-- BEGIN Listed records --
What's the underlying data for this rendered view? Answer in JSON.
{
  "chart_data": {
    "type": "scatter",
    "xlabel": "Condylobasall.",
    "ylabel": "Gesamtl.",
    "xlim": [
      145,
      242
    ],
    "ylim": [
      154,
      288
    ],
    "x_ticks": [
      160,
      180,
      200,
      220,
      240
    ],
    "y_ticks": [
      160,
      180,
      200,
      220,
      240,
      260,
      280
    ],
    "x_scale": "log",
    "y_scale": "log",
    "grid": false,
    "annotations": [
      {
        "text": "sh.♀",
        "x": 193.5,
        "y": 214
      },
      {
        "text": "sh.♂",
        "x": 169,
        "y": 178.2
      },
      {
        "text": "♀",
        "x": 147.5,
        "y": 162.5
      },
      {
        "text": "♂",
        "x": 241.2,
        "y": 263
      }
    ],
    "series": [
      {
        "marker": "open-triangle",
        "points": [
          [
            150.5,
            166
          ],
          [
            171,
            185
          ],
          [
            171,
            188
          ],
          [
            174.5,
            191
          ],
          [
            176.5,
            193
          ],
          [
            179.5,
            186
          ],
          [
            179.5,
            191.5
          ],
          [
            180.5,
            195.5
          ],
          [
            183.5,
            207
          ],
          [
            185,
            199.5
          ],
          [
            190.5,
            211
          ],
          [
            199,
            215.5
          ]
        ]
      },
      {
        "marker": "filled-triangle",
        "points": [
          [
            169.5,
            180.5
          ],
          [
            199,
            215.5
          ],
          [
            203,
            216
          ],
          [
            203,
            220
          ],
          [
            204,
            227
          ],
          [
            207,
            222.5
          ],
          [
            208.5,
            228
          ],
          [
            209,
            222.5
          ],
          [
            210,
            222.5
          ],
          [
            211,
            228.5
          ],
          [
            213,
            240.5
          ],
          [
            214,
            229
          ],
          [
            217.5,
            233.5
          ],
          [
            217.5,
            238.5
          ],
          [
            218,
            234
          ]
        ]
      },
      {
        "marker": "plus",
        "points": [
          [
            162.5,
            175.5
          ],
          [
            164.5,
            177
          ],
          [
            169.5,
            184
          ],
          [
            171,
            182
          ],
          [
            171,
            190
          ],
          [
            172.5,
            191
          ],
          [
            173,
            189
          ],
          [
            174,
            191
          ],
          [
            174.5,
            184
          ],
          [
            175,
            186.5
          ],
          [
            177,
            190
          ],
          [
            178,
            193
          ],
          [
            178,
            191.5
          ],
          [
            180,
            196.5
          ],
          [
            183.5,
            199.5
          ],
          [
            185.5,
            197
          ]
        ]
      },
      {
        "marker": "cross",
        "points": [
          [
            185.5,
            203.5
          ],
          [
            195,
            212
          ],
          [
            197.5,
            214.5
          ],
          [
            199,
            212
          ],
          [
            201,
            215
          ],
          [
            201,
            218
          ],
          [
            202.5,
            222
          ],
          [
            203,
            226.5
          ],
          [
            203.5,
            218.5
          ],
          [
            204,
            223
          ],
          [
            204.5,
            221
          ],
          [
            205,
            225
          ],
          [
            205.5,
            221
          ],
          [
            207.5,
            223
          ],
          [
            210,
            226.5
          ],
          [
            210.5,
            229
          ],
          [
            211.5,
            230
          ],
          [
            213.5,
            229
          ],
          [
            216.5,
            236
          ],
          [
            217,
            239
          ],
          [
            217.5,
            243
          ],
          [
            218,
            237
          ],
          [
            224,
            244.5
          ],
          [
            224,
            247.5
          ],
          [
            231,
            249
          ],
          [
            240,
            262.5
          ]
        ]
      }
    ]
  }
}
-- END Listed records --
--- Objective ---
Without leaving anything out, quote all the data.

--- Right answer ---
What's the underlying data for this rendered view? Answer in JSON.
{
  "chart_data": {
    "type": "scatter",
    "xlabel": "Condylobasall.",
    "ylabel": "Gesamtl.",
    "xlim": [
      145,
      242
    ],
    "ylim": [
      154,
      288
    ],
    "x_ticks": [
      160,
      180,
      200,
      220,
      240
    ],
    "y_ticks": [
      160,
      180,
      200,
      220,
      240,
      260,
      280
    ],
    "x_scale": "log",
    "y_scale": "log",
    "grid": false,
    "annotations": [
      {
        "text": "sh.♀",
        "x": 193.5,
        "y": 214
      },
      {
        "text": "sh.♂",
        "x": 169,
        "y": 178.2
      },
      {
        "text": "♀",
        "x": 147.5,
        "y": 162.5
      },
      {
        "text": "♂",
        "x": 241.2,
        "y": 263
      }
    ],
    "series": [
      {
        "marker": "open-triangle",
        "points": [
          [
            150.5,
            166
          ],
          [
            171,
            185
          ],
          [
            171,
            188
          ],
          [
            174.5,
            191
          ],
          [
            176.5,
            193
          ],
          [
            179.5,
            186
          ],
          [
            179.5,
            191.5
          ],
          [
            180.5,
            195.5
          ],
          [
            183.5,
            207
          ],
          [
            185,
            199.5
          ],
          [
            190.5,
            211
          ],
          [
            199,
            215.5
          ]
        ]
      },
      {
        "marker": "filled-triangle",
        "points": [
          [
            169.5,
            180.5
          ],
          [
            199,
            215.5
          ],
          [
            203,
            216
          ],
          [
            203,
            220
          ],
          [
            204,
            227
          ],
          [
            207,
            222.5
          ],
          [
            208.5,
            228
          ],
          [
            209,
            222.5
          ],
          [
            210,
            222.5
          ],
          [
            211,
            228.5
          ],
          [
            213,
            240.5
          ],
          [
            214,
            229
          ],
          [
            217.5,
            233.5
          ],
          [
            217.5,
            238.5
          ],
          [
            218,
            234
          ]
        ]
      },
      {
        "marker": "plus",
        "points": [
          [
            162.5,
            175.5
          ],
          [
            164.5,
            177
          ],
          [
            169.5,
            184
          ],
          [
            171,
            182
          ],
          [
            171,
            190
          ],
          [
            172.5,
            191
          ],
          [
            173,
            189
          ],
          [
            174,
            191
          ],
          [
            174.5,
            184
          ],
          [
            175,
            186.5
          ],
          [
            177,
            190
          ],
          [
            178,
            193
          ],
          [
            178,
            191.5
          ],
          [
            180,
            196.5
          ],
          [
            183.5,
            199.5
          ],
          [
            185.5,
            197
          ]
        ]
      },
      {
        "marker": "cross",
        "points": [
          [
            185.5,
            203.5
          ],
          [
            195,
            212
          ],
          [
            197.5,
            214.5
          ],
          [
            199,
            212
          ],
          [
            201,
            215
          ],
          [
            201,
            218
          ],
          [
            202.5,
            222
          ],
          [
            203,
            226.5
          ],
          [
            203.5,
            218.5
          ],
          [
            204,
            223
          ],
          [
            204.5,
            221
          ],
          [
            205,
            225
          ],
          [
            205.5,
            221
          ],
          [
            207.5,
            223
          ],
          [
            210,
            226.5
          ],
          [
            210.5,
            229
          ],
          [
            211.5,
            230
          ],
          [
            213.5,
            229
          ],
          [
            216.5,
            236
          ],
          [
            217,
            239
          ],
          [
            217.5,
            243
          ],
          [
            218,
            237
          ],
          [
            224,
            244.5
          ],
          [
            224,
            247.5
          ],
          [
            231,
            249
          ],
          [
            240,
            262.5
          ]
        ]
      }
    ]
  }
}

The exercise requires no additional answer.